REQUEST - Find the lines that hold "synder". Report only how many there are.

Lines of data
— begin —
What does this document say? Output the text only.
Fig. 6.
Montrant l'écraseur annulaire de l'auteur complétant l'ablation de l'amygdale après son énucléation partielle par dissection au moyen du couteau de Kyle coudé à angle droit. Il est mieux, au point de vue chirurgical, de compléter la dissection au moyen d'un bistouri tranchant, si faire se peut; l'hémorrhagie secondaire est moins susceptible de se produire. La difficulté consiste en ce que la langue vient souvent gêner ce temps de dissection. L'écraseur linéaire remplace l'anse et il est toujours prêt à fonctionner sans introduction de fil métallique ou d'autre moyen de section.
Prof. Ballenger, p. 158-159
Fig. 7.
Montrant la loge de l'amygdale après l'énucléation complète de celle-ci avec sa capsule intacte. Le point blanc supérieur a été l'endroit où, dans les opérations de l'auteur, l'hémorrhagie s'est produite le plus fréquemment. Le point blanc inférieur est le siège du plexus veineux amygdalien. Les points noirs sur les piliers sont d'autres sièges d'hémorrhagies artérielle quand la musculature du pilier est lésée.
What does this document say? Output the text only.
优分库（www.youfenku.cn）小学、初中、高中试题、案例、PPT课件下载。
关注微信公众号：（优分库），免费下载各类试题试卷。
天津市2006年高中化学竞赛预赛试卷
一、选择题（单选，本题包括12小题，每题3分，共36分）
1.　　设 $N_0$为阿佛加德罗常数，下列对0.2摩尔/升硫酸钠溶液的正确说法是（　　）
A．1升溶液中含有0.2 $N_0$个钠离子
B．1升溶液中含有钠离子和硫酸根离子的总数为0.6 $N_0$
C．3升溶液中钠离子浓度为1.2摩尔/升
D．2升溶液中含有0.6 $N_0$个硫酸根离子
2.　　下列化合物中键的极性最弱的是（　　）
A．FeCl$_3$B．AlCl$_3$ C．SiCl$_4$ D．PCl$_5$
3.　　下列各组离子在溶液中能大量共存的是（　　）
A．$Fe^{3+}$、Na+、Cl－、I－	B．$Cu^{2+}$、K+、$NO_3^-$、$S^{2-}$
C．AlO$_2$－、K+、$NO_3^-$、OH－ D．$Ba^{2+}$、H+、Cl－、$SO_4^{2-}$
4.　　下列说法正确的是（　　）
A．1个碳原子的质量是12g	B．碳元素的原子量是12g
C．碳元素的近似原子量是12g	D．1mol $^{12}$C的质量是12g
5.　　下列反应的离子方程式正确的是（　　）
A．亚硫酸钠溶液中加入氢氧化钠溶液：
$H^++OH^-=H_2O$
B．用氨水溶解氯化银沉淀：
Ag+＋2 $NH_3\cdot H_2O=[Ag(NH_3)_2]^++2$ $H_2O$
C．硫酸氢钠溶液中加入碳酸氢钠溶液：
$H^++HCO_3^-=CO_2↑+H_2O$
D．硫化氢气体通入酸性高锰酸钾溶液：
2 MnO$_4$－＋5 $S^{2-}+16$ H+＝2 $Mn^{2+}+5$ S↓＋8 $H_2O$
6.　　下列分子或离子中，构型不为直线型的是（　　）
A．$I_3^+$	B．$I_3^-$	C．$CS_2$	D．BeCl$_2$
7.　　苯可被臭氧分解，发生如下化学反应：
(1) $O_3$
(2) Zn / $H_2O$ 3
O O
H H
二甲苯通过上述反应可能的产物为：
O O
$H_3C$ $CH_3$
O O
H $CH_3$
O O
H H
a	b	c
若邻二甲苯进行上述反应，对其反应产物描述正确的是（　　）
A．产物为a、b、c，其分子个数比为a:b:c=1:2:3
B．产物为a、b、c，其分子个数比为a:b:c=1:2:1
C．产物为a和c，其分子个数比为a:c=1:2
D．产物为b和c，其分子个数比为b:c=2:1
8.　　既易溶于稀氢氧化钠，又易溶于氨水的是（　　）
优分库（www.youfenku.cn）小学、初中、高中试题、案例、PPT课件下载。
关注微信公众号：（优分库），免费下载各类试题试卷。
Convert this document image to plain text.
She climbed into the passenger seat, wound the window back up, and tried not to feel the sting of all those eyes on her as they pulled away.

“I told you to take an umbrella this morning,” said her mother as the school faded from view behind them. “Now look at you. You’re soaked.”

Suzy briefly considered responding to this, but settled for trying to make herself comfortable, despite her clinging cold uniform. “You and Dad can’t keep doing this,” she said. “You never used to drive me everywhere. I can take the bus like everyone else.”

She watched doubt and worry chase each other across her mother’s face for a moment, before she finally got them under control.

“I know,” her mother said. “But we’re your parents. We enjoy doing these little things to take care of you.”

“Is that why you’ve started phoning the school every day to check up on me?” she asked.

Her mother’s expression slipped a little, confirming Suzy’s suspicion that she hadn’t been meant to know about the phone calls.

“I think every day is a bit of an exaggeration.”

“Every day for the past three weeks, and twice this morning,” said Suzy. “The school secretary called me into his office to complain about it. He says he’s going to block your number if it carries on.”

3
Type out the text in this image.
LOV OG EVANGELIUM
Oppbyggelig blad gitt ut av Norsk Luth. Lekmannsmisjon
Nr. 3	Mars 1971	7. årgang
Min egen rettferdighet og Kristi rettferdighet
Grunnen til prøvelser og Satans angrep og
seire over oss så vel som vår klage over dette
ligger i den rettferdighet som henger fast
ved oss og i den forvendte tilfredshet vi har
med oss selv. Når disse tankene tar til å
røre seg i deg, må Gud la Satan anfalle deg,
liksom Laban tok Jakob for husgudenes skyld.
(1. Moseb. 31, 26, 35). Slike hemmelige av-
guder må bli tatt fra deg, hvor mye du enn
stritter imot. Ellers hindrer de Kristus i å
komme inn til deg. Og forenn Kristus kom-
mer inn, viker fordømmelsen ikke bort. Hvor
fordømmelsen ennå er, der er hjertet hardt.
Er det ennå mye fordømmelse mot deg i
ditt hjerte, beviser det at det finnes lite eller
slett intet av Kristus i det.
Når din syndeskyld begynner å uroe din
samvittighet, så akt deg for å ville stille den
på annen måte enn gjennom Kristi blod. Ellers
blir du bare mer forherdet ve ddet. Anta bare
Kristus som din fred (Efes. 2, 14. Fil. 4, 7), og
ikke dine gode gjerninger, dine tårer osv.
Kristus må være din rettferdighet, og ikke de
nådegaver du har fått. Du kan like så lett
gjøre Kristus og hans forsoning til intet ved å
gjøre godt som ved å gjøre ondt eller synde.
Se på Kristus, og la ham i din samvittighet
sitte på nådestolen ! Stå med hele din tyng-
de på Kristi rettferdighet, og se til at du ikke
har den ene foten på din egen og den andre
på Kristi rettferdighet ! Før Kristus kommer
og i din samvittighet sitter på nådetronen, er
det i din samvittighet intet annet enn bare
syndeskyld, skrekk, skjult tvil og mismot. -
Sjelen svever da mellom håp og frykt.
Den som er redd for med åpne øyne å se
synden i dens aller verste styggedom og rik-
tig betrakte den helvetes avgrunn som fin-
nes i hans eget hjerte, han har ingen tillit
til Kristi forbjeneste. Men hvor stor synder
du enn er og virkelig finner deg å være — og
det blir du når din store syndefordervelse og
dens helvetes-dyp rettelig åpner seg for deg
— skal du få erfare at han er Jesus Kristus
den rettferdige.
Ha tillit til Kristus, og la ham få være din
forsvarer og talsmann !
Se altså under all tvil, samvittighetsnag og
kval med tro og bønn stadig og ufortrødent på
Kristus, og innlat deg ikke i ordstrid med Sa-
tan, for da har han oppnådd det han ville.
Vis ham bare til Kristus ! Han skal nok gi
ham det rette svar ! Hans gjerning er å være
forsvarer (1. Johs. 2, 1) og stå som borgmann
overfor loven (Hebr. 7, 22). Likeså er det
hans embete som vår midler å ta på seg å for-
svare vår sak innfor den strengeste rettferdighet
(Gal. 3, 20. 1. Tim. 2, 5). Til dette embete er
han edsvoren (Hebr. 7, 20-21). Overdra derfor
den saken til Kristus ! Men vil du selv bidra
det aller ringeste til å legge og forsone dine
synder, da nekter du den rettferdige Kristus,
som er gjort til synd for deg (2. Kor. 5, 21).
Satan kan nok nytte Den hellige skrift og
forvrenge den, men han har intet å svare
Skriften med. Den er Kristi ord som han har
— end —
TASK RESULT - 2